━━━━━ 本文 ━━━━━

DXとは?詳しくわかりやすく解説します
本記事では、「DXとは何か?なぜ必要なのか?どうやって進めればいいか」をわかりやすく解説します。
DXとは?
DXとは何か。まずは言葉の意味からおさらいしていきましょう。
DXはデジタルトランスフォーメーション(英:Digital transformation)の略称です。
「デジタルトランスフォーメーション」は、2004年にスウェーデンのウメオ大学のエリック・ストルターマン教授によって提唱されました。
「デジタルテクノロジーの浸透が人々の生活をあらゆる面でより良い方向に変化させていく」といった内容の仮説です。
その後、2018年12月に経済産業省が公表した「DX推進ガイドライン」において、世の中全体の大きな動きを示す考え方から発展させて企業が取り組むべきものであると示しました。
DXの定義は厳密には一致しておらず使い方も人や場面によってまちまちです。ですが、ビジネスの現場で使われる時は経済産業省が定めた定義が踏襲されていることがほとんどです。
経済産業省の定めたDXの定義は以下になります。
企業がビジネス環境の激しい変化に対応し、データとデジタル技術を活用して、顧客や 社会のニーズを基に、製品やサービス、ビジネスモデルを変革するとともに、業務そのものや、組織、プロセス、企業文化・風土を変革し、競争上の優位性を確立すること。
DX推進ガイドライン(経済産業省)
難しい言葉が並んでいますが、簡単にいうと「世の中の激しい変化に対応するために、企業はテクノロジー(デジタル技術)を活用して変革を進めていきましょう」といった感じになります。
なぜDXが必要とされているか
なぜDXがこれほどまでに注目され、必要とされているのでしょうか?
それは、「テクノロジー(デジタル技術)によって 破壊的に世の中を変える波」が今まさにきているからです。
どういうことか、日本政府が提唱するSociety 5.0というコンセプトをベースに説明します。
Society 5.0とは
Society 5.0とは、人類史における現在までの社会形態を4段階と捉えたとき、その先にある5段階目の新しい社会のことです。
それぞれの段階について簡単に説明します。
Society 1.0 狩猟社会
初期の人類は主に動植物の狩猟や採集をして、移動しながら生活していました。
Society 2.0 農耕社会
農耕の技術が生まれて、それまで採集して食糧としてきた穀物などを植えて育てるようになリました。
これによって、一つの場所に居住して大きな共同体を形作れるようになりました。
Society 3.0 工業社会
技術革新により機械での生産が可能になりました。

━━━━━ 記録一覧 ━━━━━

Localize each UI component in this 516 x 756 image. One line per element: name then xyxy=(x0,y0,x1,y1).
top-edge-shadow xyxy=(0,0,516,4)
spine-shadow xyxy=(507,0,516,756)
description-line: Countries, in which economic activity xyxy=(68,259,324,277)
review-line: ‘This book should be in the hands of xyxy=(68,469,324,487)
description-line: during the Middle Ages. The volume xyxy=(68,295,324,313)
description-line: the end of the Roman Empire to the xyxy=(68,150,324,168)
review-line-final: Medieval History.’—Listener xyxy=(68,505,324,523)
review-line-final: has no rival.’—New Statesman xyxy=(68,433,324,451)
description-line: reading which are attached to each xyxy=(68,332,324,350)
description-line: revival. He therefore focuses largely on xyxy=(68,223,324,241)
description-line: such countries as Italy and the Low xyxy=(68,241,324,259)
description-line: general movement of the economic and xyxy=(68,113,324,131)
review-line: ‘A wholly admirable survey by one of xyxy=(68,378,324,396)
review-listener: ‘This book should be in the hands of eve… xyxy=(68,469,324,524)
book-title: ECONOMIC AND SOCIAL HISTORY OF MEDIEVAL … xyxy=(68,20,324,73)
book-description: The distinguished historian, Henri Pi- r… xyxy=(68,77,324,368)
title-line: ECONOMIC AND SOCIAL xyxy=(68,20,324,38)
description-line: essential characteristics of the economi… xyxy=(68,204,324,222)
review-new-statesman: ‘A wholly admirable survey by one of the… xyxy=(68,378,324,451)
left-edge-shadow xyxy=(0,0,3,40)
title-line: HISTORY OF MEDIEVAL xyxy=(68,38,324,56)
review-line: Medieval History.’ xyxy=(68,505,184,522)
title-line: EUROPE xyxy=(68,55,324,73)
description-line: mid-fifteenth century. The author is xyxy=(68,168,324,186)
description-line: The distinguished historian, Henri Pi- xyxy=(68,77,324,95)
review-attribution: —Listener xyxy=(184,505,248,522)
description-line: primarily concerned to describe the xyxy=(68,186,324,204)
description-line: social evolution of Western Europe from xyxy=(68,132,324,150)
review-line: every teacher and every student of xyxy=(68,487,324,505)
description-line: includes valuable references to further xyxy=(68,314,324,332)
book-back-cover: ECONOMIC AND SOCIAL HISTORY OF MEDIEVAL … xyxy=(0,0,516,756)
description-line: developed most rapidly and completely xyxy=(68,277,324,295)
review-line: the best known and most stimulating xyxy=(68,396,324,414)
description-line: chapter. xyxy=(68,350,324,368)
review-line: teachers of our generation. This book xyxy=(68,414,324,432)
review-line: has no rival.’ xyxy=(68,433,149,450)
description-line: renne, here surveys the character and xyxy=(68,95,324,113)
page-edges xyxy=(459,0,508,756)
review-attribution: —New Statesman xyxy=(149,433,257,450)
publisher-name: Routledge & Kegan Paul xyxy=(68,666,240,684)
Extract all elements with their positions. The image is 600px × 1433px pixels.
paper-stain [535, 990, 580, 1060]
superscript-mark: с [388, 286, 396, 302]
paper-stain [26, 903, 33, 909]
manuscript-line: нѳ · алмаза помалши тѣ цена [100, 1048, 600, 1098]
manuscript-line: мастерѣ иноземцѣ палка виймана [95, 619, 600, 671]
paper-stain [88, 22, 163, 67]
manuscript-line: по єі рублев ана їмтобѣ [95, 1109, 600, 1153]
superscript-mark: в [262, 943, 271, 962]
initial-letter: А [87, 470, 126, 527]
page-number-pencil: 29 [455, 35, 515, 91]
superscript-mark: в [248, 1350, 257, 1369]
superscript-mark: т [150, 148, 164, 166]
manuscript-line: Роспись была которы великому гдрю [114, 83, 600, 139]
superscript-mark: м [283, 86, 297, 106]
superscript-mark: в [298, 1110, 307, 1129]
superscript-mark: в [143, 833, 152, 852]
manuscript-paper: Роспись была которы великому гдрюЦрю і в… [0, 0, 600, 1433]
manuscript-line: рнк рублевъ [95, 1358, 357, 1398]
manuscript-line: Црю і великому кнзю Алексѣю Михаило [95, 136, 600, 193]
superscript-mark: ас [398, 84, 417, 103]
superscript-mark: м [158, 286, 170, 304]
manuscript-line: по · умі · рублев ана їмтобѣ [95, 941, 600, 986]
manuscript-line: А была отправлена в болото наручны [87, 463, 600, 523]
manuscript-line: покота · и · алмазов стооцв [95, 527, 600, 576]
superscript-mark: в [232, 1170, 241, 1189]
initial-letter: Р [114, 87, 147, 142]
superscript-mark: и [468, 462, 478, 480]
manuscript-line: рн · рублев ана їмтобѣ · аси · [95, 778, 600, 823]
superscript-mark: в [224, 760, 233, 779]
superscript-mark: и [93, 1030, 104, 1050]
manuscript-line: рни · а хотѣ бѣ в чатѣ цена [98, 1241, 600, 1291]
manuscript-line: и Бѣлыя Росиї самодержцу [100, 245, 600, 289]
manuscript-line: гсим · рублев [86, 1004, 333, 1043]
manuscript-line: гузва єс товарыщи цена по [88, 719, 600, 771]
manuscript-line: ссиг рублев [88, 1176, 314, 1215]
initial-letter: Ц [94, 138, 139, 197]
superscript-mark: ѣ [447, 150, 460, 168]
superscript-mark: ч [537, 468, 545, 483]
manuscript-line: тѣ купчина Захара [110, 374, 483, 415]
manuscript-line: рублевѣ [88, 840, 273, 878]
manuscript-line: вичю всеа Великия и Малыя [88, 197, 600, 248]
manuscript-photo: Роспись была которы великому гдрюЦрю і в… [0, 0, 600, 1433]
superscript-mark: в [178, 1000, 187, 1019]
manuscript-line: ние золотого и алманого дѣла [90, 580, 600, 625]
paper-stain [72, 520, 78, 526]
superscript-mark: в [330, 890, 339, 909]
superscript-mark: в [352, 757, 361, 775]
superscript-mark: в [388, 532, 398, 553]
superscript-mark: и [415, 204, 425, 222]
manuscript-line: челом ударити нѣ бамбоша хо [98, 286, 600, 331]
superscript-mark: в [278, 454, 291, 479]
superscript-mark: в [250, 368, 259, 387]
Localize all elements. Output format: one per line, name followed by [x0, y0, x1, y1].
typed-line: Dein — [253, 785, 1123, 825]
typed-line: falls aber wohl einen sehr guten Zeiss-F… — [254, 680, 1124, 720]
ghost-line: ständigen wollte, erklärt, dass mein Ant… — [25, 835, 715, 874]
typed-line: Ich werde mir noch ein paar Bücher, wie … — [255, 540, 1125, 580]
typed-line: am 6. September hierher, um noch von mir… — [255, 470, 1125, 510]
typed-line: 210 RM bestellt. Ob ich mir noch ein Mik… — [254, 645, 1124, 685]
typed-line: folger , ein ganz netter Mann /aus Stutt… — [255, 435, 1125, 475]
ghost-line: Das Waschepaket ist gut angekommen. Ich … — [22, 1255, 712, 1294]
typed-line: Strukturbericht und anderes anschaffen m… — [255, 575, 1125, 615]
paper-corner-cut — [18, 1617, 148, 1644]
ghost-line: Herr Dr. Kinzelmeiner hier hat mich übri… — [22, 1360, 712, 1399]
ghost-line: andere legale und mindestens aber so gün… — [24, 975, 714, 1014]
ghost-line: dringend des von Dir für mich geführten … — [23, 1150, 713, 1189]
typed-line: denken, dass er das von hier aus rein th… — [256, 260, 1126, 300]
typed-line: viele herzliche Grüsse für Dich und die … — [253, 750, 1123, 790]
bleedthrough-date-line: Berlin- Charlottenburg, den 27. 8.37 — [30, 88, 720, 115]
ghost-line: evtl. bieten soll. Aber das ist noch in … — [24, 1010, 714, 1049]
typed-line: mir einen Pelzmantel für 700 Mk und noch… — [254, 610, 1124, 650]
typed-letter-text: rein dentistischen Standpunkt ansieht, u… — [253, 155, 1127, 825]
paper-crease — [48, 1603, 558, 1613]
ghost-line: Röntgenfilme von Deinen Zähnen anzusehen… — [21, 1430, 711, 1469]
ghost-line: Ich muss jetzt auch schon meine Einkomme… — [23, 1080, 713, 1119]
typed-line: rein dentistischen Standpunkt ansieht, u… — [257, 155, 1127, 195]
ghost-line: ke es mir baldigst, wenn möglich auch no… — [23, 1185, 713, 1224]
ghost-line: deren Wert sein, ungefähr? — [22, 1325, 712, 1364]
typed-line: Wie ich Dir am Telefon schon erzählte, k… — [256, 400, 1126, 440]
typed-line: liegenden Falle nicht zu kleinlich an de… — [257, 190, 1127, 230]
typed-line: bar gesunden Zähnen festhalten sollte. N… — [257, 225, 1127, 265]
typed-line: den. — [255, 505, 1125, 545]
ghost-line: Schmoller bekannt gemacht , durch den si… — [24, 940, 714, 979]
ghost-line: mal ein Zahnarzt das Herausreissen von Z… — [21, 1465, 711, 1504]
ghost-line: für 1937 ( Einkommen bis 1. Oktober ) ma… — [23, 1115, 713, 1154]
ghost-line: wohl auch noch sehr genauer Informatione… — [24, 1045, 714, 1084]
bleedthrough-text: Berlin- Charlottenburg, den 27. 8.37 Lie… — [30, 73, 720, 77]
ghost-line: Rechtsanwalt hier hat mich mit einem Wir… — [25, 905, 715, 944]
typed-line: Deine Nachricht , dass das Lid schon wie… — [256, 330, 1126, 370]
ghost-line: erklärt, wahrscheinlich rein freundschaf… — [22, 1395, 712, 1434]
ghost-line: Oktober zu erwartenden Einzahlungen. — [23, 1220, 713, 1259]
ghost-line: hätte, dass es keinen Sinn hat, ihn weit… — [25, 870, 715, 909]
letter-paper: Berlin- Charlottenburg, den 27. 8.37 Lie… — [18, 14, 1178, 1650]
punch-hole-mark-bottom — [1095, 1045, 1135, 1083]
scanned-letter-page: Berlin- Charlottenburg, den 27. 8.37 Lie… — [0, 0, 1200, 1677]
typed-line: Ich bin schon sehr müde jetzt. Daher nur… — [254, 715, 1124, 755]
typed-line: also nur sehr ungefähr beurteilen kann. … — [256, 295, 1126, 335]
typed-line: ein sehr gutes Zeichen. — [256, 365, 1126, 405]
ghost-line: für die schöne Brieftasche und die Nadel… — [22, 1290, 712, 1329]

━━━━━

課題一覧:
A – DXについての本文によると、「デジタルトランスフォーメーション」を提唱したのは誰ですか。
B – DXについての本文で、番号と社会の名称がそろって見出しに示されているSocietyの段階をすべて挙げてください。
C – DXについての本文を、「技術革新により機械での生産が可能になりました。」の次から書き進めてください。
記録はこの作業には関係しません。

回答:
A – スウェーデンのウメオ大学のエリック・ストルターマン教授です。

B –
Society 1.0 狩猟社会
Society 2.0 農耕社会
Society 3.0 工業社会

C –
これによって、大量生産が可能になり、ものが溢れる社会になりました。
Society 4.0 情報社会
現在の私たちが暮らす社会です。
インターネットの普及やコンピュータの処理能力の向上して、情報に価値が生まれる社会になりました。
Society 5.0 超スマート社会
高度な情報化とAIやロボット技術を組み合わせた超スマート社会です。
経済発展と社会的課題の解決を両立する、人間中心の社会を目指します。
人類史を俯瞰することで「新しい技術が生まれると新しい産業が生まれて社会構造ががらりと変わる」ということがわかったと思います。
そして、今まさにクラウド、ビッグデータ、AI、ソーシャル技術、IoTなどの高度なデジタル技術が生まれて発展しています。
つまり、私たちの世界はSociety 4.0からSociety 5.0という新しい段階に変化している真っ最中なのです。
この社会構造が変化する状況の中で 企業に求められることこそがDXなのです。
変化スピードの加速
そして、もうひとつ重要なのが変化の間隔が短くなっているということです。
年表にして見るとそのことがよくわかります。
人類の長い歴史から見ると、2段階目の農耕社会が始まったことでさえつい最近の出来事です。そして、変革のスピードは加速度的に早くなっています。
変化が激しい時代になっているとよく聞くようになりましたが、年表を俯瞰することでそのことがよく実感できたかと思います。
このような変化が激しい時代では既存事業の延長的なことを繰り返してはダメで、変革を常態化させることが重要になってきます。
DXの成功事例
ここからは、DXの成功事例を紹介します。
DXの成功例1:トライグループ
1987年に創業したトライグループは、CMでもお馴染みの「家庭教師のトライ」などの教育サービスを幅広く提供しています。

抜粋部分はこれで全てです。